> EXERCISE DIRECTIONS:
Repeat the listing in full. Nothing may be added or left out.

(begin)

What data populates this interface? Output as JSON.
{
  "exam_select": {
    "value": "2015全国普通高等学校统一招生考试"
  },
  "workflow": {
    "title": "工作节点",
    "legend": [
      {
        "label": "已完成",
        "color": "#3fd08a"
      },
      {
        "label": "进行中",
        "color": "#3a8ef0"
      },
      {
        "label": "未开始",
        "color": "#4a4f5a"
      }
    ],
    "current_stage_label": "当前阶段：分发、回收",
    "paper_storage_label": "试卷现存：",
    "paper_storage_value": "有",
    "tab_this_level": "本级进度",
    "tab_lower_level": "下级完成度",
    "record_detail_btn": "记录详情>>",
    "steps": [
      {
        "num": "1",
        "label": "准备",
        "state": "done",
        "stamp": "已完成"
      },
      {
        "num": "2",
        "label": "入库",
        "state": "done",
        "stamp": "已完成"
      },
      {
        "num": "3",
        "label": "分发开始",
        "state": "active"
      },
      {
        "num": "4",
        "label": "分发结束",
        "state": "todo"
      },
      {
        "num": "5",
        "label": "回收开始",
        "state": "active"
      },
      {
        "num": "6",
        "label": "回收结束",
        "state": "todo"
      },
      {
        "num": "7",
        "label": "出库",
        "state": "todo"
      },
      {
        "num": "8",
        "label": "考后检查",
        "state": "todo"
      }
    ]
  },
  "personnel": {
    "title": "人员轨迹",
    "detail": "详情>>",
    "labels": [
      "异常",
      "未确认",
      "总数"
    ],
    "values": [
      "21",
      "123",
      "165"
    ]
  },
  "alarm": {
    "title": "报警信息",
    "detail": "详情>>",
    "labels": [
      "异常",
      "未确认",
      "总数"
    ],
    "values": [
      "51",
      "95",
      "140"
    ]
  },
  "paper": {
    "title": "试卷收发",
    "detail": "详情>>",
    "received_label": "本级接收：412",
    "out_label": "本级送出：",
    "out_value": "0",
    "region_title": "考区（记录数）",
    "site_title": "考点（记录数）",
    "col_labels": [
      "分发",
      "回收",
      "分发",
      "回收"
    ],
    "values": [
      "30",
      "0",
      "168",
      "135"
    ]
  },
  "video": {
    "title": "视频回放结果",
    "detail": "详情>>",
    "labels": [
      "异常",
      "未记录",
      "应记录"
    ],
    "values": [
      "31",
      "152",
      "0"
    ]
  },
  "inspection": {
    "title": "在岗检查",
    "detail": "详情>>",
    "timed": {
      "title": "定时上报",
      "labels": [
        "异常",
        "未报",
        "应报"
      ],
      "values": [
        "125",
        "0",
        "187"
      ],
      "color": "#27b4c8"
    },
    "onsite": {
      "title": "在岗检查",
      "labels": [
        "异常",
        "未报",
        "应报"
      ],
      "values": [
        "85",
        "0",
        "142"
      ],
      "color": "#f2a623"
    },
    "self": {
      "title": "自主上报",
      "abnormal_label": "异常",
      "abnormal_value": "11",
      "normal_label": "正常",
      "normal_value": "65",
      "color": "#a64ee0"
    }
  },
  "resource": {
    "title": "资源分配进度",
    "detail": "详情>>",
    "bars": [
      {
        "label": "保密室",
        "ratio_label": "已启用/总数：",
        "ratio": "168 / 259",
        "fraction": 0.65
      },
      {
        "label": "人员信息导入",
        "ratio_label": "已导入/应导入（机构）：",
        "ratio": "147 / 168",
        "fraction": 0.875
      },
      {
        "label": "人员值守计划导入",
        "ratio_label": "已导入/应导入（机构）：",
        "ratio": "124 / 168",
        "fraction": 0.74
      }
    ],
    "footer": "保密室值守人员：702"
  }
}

(end)

> SOLVED EXERCISE:
What data populates this interface? Output as JSON.
{
  "exam_select": {
    "value": "2015全国普通高等学校统一招生考试"
  },
  "workflow": {
    "title": "工作节点",
    "legend": [
      {
        "label": "已完成",
        "color": "#3fd08a"
      },
      {
        "label": "进行中",
        "color": "#3a8ef0"
      },
      {
        "label": "未开始",
        "color": "#4a4f5a"
      }
    ],
    "current_stage_label": "当前阶段：分发、回收",
    "paper_storage_label": "试卷现存：",
    "paper_storage_value": "有",
    "tab_this_level": "本级进度",
    "tab_lower_level": "下级完成度",
    "record_detail_btn": "记录详情>>",
    "steps": [
      {
        "num": "1",
        "label": "准备",
        "state": "done",
        "stamp": "已完成"
      },
      {
        "num": "2",
        "label": "入库",
        "state": "done",
        "stamp": "已完成"
      },
      {
        "num": "3",
        "label": "分发开始",
        "state": "active"
      },
      {
        "num": "4",
        "label": "分发结束",
        "state": "todo"
      },
      {
        "num": "5",
        "label": "回收开始",
        "state": "active"
      },
      {
        "num": "6",
        "label": "回收结束",
        "state": "todo"
      },
      {
        "num": "7",
        "label": "出库",
        "state": "todo"
      },
      {
        "num": "8",
        "label": "考后检查",
        "state": "todo"
      }
    ]
  },
  "personnel": {
    "title": "人员轨迹",
    "detail": "详情>>",
    "labels": [
      "异常",
      "未确认",
      "总数"
    ],
    "values": [
      "21",
      "123",
      "165"
    ]
  },
  "alarm": {
    "title": "报警信息",
    "detail": "详情>>",
    "labels": [
      "异常",
      "未确认",
      "总数"
    ],
    "values": [
      "51",
      "95",
      "140"
    ]
  },
  "paper": {
    "title": "试卷收发",
    "detail": "详情>>",
    "received_label": "本级接收：412",
    "out_label": "本级送出：",
    "out_value": "0",
    "region_title": "考区（记录数）",
    "site_title": "考点（记录数）",
    "col_labels": [
      "分发",
      "回收",
      "分发",
      "回收"
    ],
    "values": [
      "30",
      "0",
      "168",
      "135"
    ]
  },
  "video": {
    "title": "视频回放结果",
    "detail": "详情>>",
    "labels": [
      "异常",
      "未记录",
      "应记录"
    ],
    "values": [
      "31",
      "152",
      "0"
    ]
  },
  "inspection": {
    "title": "在岗检查",
    "detail": "详情>>",
    "timed": {
      "title": "定时上报",
      "labels": [
        "异常",
        "未报",
        "应报"
      ],
      "values": [
        "125",
        "0",
        "187"
      ],
      "color": "#27b4c8"
    },
    "onsite": {
      "title": "在岗检查",
      "labels": [
        "异常",
        "未报",
        "应报"
      ],
      "values": [
        "85",
        "0",
        "142"
      ],
      "color": "#f2a623"
    },
    "self": {
      "title": "自主上报",
      "abnormal_label": "异常",
      "abnormal_value": "11",
      "normal_label": "正常",
      "normal_value": "65",
      "color": "#a64ee0"
    }
  },
  "resource": {
    "title": "资源分配进度",
    "detail": "详情>>",
    "bars": [
      {
        "label": "保密室",
        "ratio_label": "已启用/总数：",
        "ratio": "168 / 259",
        "fraction": 0.65
      },
      {
        "label": "人员信息导入",
        "ratio_label": "已导入/应导入（机构）：",
        "ratio": "147 / 168",
        "fraction": 0.875
      },
      {
        "label": "人员值守计划导入",
        "ratio_label": "已导入/应导入（机构）：",
        "ratio": "124 / 168",
        "fraction": 0.74
      }
    ],
    "footer": "保密室值守人员：702"
  }
}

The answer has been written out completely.